§ **Records for the exercise**:
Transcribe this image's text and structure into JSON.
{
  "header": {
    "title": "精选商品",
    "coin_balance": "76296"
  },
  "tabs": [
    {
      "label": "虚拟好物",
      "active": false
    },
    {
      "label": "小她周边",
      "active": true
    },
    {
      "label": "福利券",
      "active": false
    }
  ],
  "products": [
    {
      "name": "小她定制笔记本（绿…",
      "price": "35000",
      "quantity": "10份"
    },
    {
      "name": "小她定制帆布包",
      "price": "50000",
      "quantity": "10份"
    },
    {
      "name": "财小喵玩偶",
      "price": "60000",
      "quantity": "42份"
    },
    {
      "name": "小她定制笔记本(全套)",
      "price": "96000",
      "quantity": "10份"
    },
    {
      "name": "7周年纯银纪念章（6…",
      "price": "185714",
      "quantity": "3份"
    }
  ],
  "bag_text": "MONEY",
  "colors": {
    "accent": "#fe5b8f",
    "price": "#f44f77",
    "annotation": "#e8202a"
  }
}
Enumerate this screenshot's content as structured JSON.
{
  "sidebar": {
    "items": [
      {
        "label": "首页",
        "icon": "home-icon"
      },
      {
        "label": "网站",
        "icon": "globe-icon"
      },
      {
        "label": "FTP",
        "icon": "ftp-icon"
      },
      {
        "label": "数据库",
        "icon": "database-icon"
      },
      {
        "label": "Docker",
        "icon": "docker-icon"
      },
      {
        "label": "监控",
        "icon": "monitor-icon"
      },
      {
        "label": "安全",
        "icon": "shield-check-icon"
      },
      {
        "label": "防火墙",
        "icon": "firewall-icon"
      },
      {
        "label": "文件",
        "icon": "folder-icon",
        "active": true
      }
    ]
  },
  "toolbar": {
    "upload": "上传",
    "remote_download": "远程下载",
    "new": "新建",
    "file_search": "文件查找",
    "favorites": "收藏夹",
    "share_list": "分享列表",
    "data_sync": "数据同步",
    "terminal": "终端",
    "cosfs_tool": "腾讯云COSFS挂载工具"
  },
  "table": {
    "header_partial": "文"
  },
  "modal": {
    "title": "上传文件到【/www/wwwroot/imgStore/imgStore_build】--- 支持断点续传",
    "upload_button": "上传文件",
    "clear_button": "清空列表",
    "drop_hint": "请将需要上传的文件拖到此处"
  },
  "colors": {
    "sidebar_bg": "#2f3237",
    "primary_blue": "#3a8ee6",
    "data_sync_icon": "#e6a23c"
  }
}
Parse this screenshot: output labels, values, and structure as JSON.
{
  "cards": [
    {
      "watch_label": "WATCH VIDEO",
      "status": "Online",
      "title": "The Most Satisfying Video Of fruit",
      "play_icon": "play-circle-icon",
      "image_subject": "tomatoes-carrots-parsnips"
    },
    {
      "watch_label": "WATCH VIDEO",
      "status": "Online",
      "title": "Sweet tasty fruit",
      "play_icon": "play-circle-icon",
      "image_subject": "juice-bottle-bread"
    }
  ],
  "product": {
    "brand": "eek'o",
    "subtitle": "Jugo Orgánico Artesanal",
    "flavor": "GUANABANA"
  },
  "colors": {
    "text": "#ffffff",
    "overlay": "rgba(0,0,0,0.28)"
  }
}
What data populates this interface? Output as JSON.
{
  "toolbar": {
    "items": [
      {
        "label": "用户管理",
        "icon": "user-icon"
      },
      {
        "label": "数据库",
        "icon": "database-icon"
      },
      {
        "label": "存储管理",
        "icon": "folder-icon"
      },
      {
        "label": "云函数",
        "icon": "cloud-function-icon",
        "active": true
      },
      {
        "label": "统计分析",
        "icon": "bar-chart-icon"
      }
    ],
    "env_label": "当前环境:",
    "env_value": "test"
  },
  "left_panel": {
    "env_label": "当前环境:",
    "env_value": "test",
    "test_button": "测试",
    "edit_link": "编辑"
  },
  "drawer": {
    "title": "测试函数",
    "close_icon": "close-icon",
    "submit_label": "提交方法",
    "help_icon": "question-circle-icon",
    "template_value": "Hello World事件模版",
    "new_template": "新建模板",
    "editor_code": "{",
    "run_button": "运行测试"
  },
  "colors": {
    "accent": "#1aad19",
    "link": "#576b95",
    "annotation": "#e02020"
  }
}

§ **Written problem**:
Extract all of the data exactly as written.

§ **Finished task**:
Transcribe this image's text and structure into JSON.
{
  "header": {
    "title": "精选商品",
    "coin_balance": "76296"
  },
  "tabs": [
    {
      "label": "虚拟好物",
      "active": false
    },
    {
      "label": "小她周边",
      "active": true
    },
    {
      "label": "福利券",
      "active": false
    }
  ],
  "products": [
    {
      "name": "小她定制笔记本（绿…",
      "price": "35000",
      "quantity": "10份"
    },
    {
      "name": "小她定制帆布包",
      "price": "50000",
      "quantity": "10份"
    },
    {
      "name": "财小喵玩偶",
      "price": "60000",
      "quantity": "42份"
    },
    {
      "name": "小她定制笔记本(全套)",
      "price": "96000",
      "quantity": "10份"
    },
    {
      "name": "7周年纯银纪念章（6…",
      "price": "185714",
      "quantity": "3份"
    }
  ],
  "bag_text": "MONEY",
  "colors": {
    "accent": "#fe5b8f",
    "price": "#f44f77",
    "annotation": "#e8202a"
  }
}
Enumerate this screenshot's content as structured JSON.
{
  "sidebar": {
    "items": [
      {
        "label": "首页",
        "icon": "home-icon"
      },
      {
        "label": "网站",
        "icon": "globe-icon"
      },
      {
        "label": "FTP",
        "icon": "ftp-icon"
      },
      {
        "label": "数据库",
        "icon": "database-icon"
      },
      {
        "label": "Docker",
        "icon": "docker-icon"
      },
      {
        "label": "监控",
        "icon": "monitor-icon"
      },
      {
        "label": "安全",
        "icon": "shield-check-icon"
      },
      {
        "label": "防火墙",
        "icon": "firewall-icon"
      },
      {
        "label": "文件",
        "icon": "folder-icon",
        "active": true
      }
    ]
  },
  "toolbar": {
    "upload": "上传",
    "remote_download": "远程下载",
    "new": "新建",
    "file_search": "文件查找",
    "favorites": "收藏夹",
    "share_list": "分享列表",
    "data_sync": "数据同步",
    "terminal": "终端",
    "cosfs_tool": "腾讯云COSFS挂载工具"
  },
  "table": {
    "header_partial": "文"
  },
  "modal": {
    "title": "上传文件到【/www/wwwroot/imgStore/imgStore_build】--- 支持断点续传",
    "upload_button": "上传文件",
    "clear_button": "清空列表",
    "drop_hint": "请将需要上传的文件拖到此处"
  },
  "colors": {
    "sidebar_bg": "#2f3237",
    "primary_blue": "#3a8ee6",
    "data_sync_icon": "#e6a23c"
  }
}
Parse this screenshot: output labels, values, and structure as JSON.
{
  "cards": [
    {
      "watch_label": "WATCH VIDEO",
      "status": "Online",
      "title": "The Most Satisfying Video Of fruit",
      "play_icon": "play-circle-icon",
      "image_subject": "tomatoes-carrots-parsnips"
    },
    {
      "watch_label": "WATCH VIDEO",
      "status": "Online",
      "title": "Sweet tasty fruit",
      "play_icon": "play-circle-icon",
      "image_subject": "juice-bottle-bread"
    }
  ],
  "product": {
    "brand": "eek'o",
    "subtitle": "Jugo Orgánico Artesanal",
    "flavor": "GUANABANA"
  },
  "colors": {
    "text": "#ffffff",
    "overlay": "rgba(0,0,0,0.28)"
  }
}
What data populates this interface? Output as JSON.
{
  "toolbar": {
    "items": [
      {
        "label": "用户管理",
        "icon": "user-icon"
      },
      {
        "label": "数据库",
        "icon": "database-icon"
      },
      {
        "label": "存储管理",
        "icon": "folder-icon"
      },
      {
        "label": "云函数",
        "icon": "cloud-function-icon",
        "active": true
      },
      {
        "label": "统计分析",
        "icon": "bar-chart-icon"
      }
    ],
    "env_label": "当前环境:",
    "env_value": "test"
  },
  "left_panel": {
    "env_label": "当前环境:",
    "env_value": "test",
    "test_button": "测试",
    "edit_link": "编辑"
  },
  "drawer": {
    "title": "测试函数",
    "close_icon": "close-icon",
    "submit_label": "提交方法",
    "help_icon": "question-circle-icon",
    "template_value": "Hello World事件模版",
    "new_template": "新建模板",
    "editor_code": "{",
    "run_button": "运行测试"
  },
  "colors": {
    "accent": "#1aad19",
    "link": "#576b95",
    "annotation": "#e02020"
  }
}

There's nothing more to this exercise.